Work instructions
What lines of the data hold the string "this"? Pull each one out.

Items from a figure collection
>>>>>

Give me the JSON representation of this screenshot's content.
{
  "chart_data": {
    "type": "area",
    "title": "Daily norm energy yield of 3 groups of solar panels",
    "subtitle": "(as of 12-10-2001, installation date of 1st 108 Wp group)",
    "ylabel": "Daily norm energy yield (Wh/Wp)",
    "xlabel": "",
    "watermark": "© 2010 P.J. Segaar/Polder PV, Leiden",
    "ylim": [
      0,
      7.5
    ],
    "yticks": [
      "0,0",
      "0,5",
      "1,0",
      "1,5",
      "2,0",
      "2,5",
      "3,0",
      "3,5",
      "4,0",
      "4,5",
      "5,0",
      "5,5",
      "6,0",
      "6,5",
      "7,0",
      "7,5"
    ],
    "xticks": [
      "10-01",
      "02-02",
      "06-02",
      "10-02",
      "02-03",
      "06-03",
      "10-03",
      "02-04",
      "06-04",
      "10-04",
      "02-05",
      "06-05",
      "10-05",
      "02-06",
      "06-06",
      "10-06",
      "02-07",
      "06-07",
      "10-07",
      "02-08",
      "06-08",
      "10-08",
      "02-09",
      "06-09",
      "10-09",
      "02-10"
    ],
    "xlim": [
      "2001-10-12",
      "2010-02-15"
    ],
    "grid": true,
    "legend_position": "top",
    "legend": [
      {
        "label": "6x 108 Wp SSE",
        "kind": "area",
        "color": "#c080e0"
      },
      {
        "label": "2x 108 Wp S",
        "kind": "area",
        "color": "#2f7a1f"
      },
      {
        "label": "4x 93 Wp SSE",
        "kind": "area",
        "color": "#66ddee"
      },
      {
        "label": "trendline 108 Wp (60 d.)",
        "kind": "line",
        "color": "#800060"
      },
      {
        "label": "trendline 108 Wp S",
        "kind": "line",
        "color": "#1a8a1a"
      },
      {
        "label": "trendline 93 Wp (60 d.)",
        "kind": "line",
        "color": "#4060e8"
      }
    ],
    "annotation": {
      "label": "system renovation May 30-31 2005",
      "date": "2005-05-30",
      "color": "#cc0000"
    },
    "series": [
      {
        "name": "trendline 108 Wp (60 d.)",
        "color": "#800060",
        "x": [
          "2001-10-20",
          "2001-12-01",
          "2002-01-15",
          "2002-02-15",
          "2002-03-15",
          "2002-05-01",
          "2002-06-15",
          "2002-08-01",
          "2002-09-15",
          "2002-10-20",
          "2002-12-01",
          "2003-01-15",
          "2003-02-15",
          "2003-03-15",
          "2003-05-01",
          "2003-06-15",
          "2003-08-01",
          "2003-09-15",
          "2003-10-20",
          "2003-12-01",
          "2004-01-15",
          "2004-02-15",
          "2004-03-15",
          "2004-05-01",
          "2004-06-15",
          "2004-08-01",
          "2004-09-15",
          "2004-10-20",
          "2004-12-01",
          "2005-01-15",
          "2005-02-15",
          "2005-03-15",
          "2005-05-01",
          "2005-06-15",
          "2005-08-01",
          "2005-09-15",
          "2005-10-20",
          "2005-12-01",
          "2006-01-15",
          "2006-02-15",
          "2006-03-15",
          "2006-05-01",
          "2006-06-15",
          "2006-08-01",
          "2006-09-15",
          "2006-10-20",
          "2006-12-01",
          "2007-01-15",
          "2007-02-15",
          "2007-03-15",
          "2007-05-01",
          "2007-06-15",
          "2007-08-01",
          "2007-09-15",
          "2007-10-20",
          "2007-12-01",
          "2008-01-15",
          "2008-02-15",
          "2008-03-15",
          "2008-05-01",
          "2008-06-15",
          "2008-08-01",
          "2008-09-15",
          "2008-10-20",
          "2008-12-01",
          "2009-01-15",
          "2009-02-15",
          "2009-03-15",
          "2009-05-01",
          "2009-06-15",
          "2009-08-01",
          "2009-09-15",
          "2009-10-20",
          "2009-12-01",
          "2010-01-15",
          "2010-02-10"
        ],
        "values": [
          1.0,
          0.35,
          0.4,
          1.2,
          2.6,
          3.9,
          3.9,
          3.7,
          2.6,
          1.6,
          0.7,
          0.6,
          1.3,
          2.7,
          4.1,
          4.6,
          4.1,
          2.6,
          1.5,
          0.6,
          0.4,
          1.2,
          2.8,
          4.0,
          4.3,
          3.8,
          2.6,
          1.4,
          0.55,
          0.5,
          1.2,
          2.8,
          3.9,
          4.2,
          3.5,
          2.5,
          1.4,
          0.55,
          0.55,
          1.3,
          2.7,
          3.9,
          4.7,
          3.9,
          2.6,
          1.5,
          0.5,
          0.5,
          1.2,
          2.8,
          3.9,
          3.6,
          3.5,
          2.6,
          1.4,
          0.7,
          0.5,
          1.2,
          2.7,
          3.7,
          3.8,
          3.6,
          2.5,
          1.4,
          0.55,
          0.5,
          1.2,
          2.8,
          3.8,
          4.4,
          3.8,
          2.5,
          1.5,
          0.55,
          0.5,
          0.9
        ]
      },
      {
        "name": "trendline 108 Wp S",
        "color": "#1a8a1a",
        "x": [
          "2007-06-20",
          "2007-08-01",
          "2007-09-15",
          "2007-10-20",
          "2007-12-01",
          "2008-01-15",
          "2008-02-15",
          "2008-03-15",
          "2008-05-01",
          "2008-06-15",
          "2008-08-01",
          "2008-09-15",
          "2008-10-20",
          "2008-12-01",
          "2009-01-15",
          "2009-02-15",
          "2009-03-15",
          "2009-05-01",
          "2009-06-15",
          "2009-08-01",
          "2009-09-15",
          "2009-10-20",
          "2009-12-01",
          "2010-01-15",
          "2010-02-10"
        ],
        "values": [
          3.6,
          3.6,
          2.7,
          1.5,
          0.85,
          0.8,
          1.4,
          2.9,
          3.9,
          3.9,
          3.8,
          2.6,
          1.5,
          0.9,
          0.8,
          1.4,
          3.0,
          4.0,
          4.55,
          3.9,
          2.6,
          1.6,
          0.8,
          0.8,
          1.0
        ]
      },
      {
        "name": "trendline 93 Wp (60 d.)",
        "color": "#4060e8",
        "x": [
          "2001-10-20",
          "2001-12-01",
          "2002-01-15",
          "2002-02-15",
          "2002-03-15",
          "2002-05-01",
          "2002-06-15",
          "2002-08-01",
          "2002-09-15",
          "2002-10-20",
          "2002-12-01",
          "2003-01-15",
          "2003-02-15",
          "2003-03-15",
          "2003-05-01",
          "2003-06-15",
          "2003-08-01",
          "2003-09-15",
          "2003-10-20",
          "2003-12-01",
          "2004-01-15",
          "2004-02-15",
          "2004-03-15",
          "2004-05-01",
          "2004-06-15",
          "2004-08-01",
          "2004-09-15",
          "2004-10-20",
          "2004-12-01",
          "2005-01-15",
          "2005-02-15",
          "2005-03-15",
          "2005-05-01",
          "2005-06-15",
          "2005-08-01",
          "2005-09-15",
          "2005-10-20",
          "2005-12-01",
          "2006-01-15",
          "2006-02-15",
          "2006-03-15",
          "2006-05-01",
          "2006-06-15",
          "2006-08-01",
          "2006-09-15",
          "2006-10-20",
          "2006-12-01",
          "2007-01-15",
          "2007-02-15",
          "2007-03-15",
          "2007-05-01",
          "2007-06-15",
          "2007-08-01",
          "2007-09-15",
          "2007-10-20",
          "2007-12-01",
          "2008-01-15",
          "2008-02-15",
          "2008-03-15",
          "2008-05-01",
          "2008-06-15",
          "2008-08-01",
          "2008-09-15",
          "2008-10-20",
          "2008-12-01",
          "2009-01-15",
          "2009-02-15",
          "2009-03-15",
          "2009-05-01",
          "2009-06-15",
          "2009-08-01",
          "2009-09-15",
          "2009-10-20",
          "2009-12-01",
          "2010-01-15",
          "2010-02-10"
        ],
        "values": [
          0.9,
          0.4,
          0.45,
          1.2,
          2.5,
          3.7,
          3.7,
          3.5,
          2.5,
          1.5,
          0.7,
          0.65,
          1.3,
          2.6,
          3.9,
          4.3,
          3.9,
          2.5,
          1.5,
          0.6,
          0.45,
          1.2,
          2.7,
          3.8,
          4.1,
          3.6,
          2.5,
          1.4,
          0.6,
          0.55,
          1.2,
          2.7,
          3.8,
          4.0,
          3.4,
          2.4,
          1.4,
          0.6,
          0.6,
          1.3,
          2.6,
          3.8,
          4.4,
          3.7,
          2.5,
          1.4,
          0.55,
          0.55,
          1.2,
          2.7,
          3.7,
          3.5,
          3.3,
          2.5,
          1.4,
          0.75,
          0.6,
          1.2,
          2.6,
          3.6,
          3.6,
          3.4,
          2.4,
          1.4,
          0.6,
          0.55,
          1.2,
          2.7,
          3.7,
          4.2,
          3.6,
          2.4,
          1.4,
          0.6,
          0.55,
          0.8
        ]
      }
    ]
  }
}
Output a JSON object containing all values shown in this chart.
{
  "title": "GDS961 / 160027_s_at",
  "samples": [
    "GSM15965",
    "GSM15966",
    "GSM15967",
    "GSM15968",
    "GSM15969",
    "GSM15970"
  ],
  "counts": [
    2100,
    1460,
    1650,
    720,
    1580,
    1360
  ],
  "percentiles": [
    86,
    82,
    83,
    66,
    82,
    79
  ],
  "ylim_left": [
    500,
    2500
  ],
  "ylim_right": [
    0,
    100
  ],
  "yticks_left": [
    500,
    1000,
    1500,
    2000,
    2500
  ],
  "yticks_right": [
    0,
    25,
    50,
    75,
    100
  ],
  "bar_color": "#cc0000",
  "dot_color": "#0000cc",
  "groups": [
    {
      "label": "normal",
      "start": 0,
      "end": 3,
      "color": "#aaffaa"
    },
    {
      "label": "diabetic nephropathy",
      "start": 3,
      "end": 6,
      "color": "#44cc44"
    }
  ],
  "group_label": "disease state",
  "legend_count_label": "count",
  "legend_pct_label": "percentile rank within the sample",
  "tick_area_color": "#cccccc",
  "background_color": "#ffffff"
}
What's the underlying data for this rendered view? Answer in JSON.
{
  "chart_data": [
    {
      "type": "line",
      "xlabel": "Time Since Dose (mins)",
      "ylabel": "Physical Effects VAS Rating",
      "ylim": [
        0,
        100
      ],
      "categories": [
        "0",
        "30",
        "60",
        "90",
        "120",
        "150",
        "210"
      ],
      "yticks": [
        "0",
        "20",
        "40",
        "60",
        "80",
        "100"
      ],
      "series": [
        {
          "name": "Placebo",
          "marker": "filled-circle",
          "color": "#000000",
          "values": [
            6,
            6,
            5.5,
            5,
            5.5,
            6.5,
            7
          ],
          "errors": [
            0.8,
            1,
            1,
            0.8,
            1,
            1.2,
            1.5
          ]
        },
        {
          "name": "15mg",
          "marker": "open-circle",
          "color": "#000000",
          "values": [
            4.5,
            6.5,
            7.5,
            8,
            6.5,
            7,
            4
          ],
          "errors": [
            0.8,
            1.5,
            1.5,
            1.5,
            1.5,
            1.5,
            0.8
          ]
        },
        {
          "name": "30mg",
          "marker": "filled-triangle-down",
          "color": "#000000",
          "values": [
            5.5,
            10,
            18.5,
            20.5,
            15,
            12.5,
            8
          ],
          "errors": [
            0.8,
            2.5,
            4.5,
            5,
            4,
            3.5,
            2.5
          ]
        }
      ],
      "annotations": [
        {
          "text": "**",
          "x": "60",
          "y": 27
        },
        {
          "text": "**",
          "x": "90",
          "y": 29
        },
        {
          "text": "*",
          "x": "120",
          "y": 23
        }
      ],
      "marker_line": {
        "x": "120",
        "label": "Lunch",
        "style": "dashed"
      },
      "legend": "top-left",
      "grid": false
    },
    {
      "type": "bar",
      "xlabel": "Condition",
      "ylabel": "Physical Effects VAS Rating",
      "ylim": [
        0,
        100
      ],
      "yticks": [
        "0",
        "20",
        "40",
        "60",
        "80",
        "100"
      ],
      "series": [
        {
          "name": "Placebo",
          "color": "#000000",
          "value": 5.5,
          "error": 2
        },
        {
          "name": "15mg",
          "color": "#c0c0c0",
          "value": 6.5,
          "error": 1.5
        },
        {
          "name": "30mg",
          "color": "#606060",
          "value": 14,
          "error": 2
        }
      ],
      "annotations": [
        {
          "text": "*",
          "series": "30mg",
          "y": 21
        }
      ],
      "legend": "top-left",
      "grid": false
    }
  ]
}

<<<<<

In response
Give me the JSON representation of this screenshot's content.
Output a JSON object containing all values shown in this chart.
What's the underlying data for this rendered view? Answer in JSON.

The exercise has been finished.